### Given data ###
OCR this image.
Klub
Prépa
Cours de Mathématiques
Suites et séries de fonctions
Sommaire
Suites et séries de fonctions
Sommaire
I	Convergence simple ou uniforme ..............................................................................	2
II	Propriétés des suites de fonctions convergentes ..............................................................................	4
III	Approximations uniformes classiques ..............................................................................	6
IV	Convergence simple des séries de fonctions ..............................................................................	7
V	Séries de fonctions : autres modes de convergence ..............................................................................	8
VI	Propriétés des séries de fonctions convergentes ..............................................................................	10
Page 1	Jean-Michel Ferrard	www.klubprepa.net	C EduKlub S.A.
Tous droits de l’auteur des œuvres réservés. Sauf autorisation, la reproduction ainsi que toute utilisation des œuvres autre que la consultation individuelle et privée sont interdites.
###
◆ **Task directions**
Each record must be repeated exactly as it is.

◆ **Solution to this task**
OCR this image.
Klub
Prépa
Cours de Mathématiques
Suites et séries de fonctions
Sommaire
Suites et séries de fonctions
Sommaire
I	Convergence simple ou uniforme ..............................................................................	2
II	Propriétés des suites de fonctions convergentes ..............................................................................	4
III	Approximations uniformes classiques ..............................................................................	6
IV	Convergence simple des séries de fonctions ..............................................................................	7
V	Séries de fonctions : autres modes de convergence ..............................................................................	8
VI	Propriétés des séries de fonctions convergentes ..............................................................................	10
Page 1	Jean-Michel Ferrard	www.klubprepa.net	C EduKlub S.A.
Tous droits de l’auteur des œuvres réservés. Sauf autorisation, la reproduction ainsi que toute utilisation des œuvres autre que la consultation individuelle et privée sont interdites.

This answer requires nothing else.